Instructions for the task :: Make an exact copy of each entry, leaving out every picture.
___ Data section ___
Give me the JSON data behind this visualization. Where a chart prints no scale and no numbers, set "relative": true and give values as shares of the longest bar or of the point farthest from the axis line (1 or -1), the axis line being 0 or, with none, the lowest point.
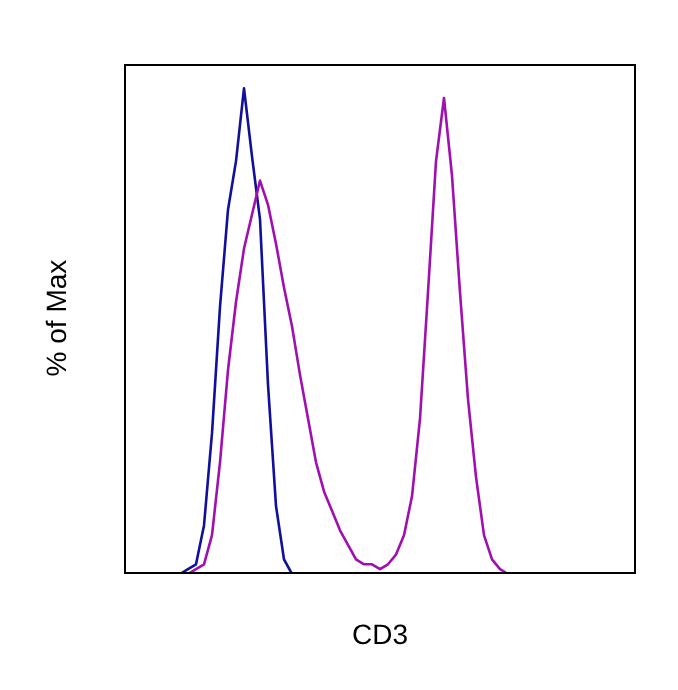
{
  "chart_data": {
    "type": "line",
    "relative": true,
    "xlabel": "CD3",
    "ylabel": "% of Max",
    "marker": "none",
    "categories": [
      null,
      null,
      null,
      null,
      null,
      null,
      null,
      null,
      null,
      null,
      null,
      null,
      null,
      null,
      null,
      null,
      null,
      null,
      null,
      null,
      null,
      null,
      null,
      null,
      null,
      null,
      null,
      null,
      null,
      null,
      null,
      null,
      null,
      null,
      null,
      null,
      null,
      null,
      null,
      null,
      null,
      null,
      null,
      null,
      null,
      null,
      null,
      null,
      null,
      null,
      null,
      null,
      null,
      null,
      null,
      null,
      null,
      null,
      null,
      null,
      null,
      null,
      null,
      null,
      null
    ],
    "series": [
      {
        "color": "#10109a",
        "values": [
          null,
          null,
          null,
          null,
          null,
          null,
          null,
          0,
          0.01,
          0.02,
          0.1,
          0.29,
          0.55,
          0.75,
          0.85,
          1,
          0.86,
          0.73,
          0.39,
          0.14,
          0.03,
          0,
          null,
          null,
          null,
          null,
          null,
          null,
          null,
          null,
          null,
          null,
          null,
          null,
          null,
          null,
          null,
          null,
          null,
          null,
          null,
          null,
          null,
          null,
          null,
          null,
          null,
          null,
          null,
          null,
          null,
          null,
          null,
          null,
          null,
          null,
          null,
          null,
          null,
          null,
          null,
          null,
          null,
          null,
          null
        ]
      },
      {
        "color": "#a010b0",
        "values": [
          null,
          null,
          null,
          null,
          null,
          null,
          null,
          null,
          0,
          0.01,
          0.02,
          0.08,
          0.23,
          0.42,
          0.56,
          0.67,
          0.74,
          0.81,
          0.76,
          0.68,
          0.59,
          0.51,
          0.41,
          0.32,
          0.23,
          0.17,
          0.13,
          0.09,
          0.06,
          0.03,
          0.02,
          0.02,
          0.01,
          0.02,
          0.04,
          0.08,
          0.16,
          0.32,
          0.58,
          0.85,
          0.98,
          0.82,
          0.58,
          0.36,
          0.2,
          0.08,
          0.03,
          0.01,
          0,
          null,
          null,
          null,
          null,
          null,
          null,
          null,
          null,
          null,
          null,
          null,
          null,
          null,
          null,
          null,
          null
        ]
      }
    ]
  }
}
___
Exercise result ::
Give me the JSON data behind this visualization. Where a chart prints no scale and no numbers, set "relative": true and give values as shares of the longest bar or of the point farthest from the axis line (1 or -1), the axis line being 0 or, with none, the lowest point.
{
  "chart_data": {
    "type": "line",
    "relative": true,
    "xlabel": "CD3",
    "ylabel": "% of Max",
    "marker": "none",
    "categories": [
      null,
      null,
      null,
      null,
      null,
      null,
      null,
      null,
      null,
      null,
      null,
      null,
      null,
      null,
      null,
      null,
      null,
      null,
      null,
      null,
      null,
      null,
      null,
      null,
      null,
      null,
      null,
      null,
      null,
      null,
      null,
      null,
      null,
      null,
      null,
      null,
      null,
      null,
      null,
      null,
      null,
      null,
      null,
      null,
      null,
      null,
      null,
      null,
      null,
      null,
      null,
      null,
      null,
      null,
      null,
      null,
      null,
      null,
      null,
      null,
      null,
      null,
      null,
      null,
      null
    ],
    "series": [
      {
        "color": "#10109a",
        "values": [
          null,
          null,
          null,
          null,
          null,
          null,
          null,
          0,
          0.01,
          0.02,
          0.1,
          0.29,
          0.55,
          0.75,
          0.85,
          1,
          0.86,
          0.73,
          0.39,
          0.14,
          0.03,
          0,
          null,
          null,
          null,
          null,
          null,
          null,
          null,
          null,
          null,
          null,
          null,
          null,
          null,
          null,
          null,
          null,
          null,
          null,
          null,
          null,
          null,
          null,
          null,
          null,
          null,
          null,
          null,
          null,
          null,
          null,
          null,
          null,
          null,
          null,
          null,
          null,
          null,
          null,
          null,
          null,
          null,
          null,
          null
        ]
      },
      {
        "color": "#a010b0",
        "values": [
          null,
          null,
          null,
          null,
          null,
          null,
          null,
          null,
          0,
          0.01,
          0.02,
          0.08,
          0.23,
          0.42,
          0.56,
          0.67,
          0.74,
          0.81,
          0.76,
          0.68,
          0.59,
          0.51,
          0.41,
          0.32,
          0.23,
          0.17,
          0.13,
          0.09,
          0.06,
          0.03,
          0.02,
          0.02,
          0.01,
          0.02,
          0.04,
          0.08,
          0.16,
          0.32,
          0.58,
          0.85,
          0.98,
          0.82,
          0.58,
          0.36,
          0.2,
          0.08,
          0.03,
          0.01,
          0,
          null,
          null,
          null,
          null,
          null,
          null,
          null,
          null,
          null,
          null,
          null,
          null,
          null,
          null,
          null,
          null
        ]
      }
    ]
  }
}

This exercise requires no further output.